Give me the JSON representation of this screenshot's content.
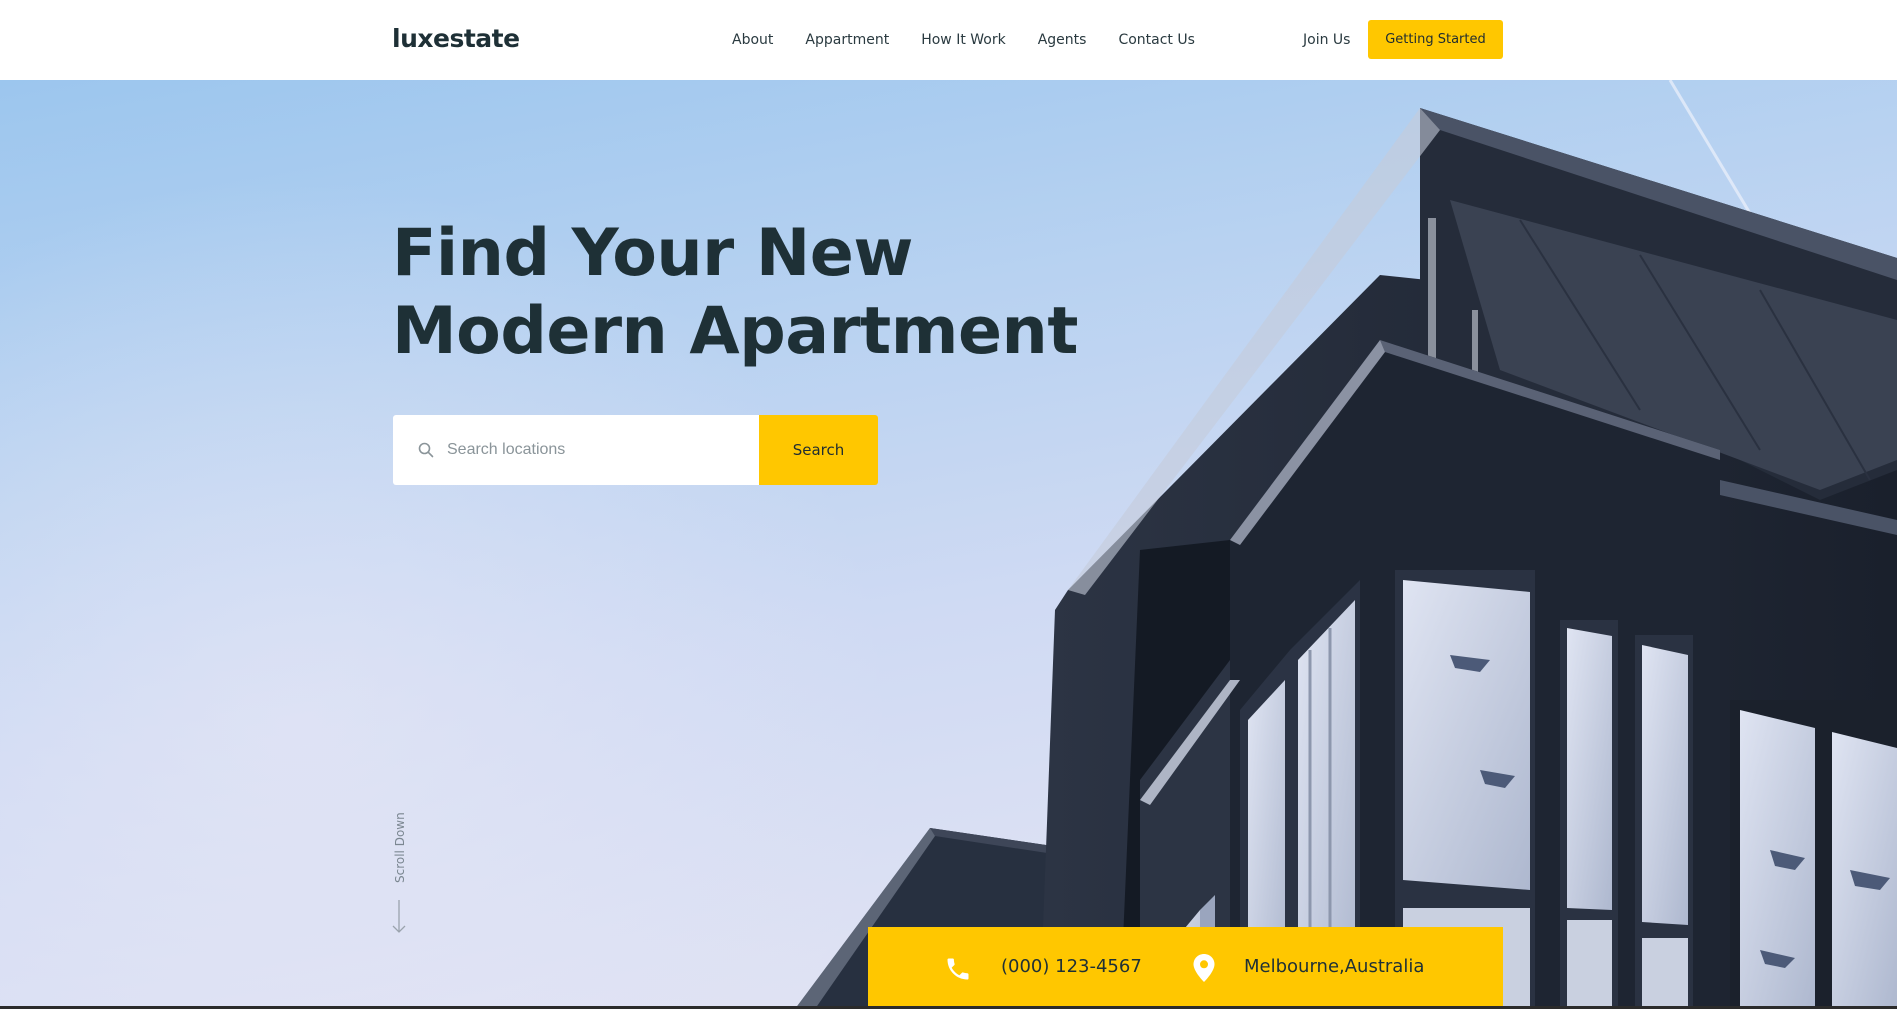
{
  "brand": {
    "logo_text": "luxestate"
  },
  "nav": {
    "items": [
      "About",
      "Appartment",
      "How It Work",
      "Agents",
      "Contact Us"
    ],
    "join_label": "Join Us",
    "cta_label": "Getting Started"
  },
  "hero": {
    "headline_line1": "Find Your New",
    "headline_line2": "Modern Apartment",
    "search": {
      "placeholder": "Search locations",
      "button_label": "Search"
    },
    "scroll_label": "Scroll Down"
  },
  "contact": {
    "phone": "(000) 123-4567",
    "location": "Melbourne,Australia"
  },
  "colors": {
    "accent": "#ffc700",
    "text_dark": "#1e3036",
    "sky": "#b8d2f1",
    "building": "#1f2633"
  },
  "icons": [
    "search-icon",
    "arrow-down-icon",
    "phone-icon",
    "map-pin-icon"
  ]
}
━━━━━━━━━━
Problem statement: Could you reproduce every record above exactly, leaving out the pictures?

Output of the exercise:
Give me the JSON representation of this screenshot's content.
{
  "brand": {
    "logo_text": "luxestate"
  },
  "nav": {
    "items": [
      "About",
      "Appartment",
      "How It Work",
      "Agents",
      "Contact Us"
    ],
    "join_label": "Join Us",
    "cta_label": "Getting Started"
  },
  "hero": {
    "headline_line1": "Find Your New",
    "headline_line2": "Modern Apartment",
    "search": {
      "placeholder": "Search locations",
      "button_label": "Search"
    },
    "scroll_label": "Scroll Down"
  },
  "contact": {
    "phone": "(000) 123-4567",
    "location": "Melbourne,Australia"
  },
  "colors": {
    "accent": "#ffc700",
    "text_dark": "#1e3036",
    "sky": "#b8d2f1",
    "building": "#1f2633"
  },
  "icons": [
    "search-icon",
    "arrow-down-icon",
    "phone-icon",
    "map-pin-icon"
  ]
}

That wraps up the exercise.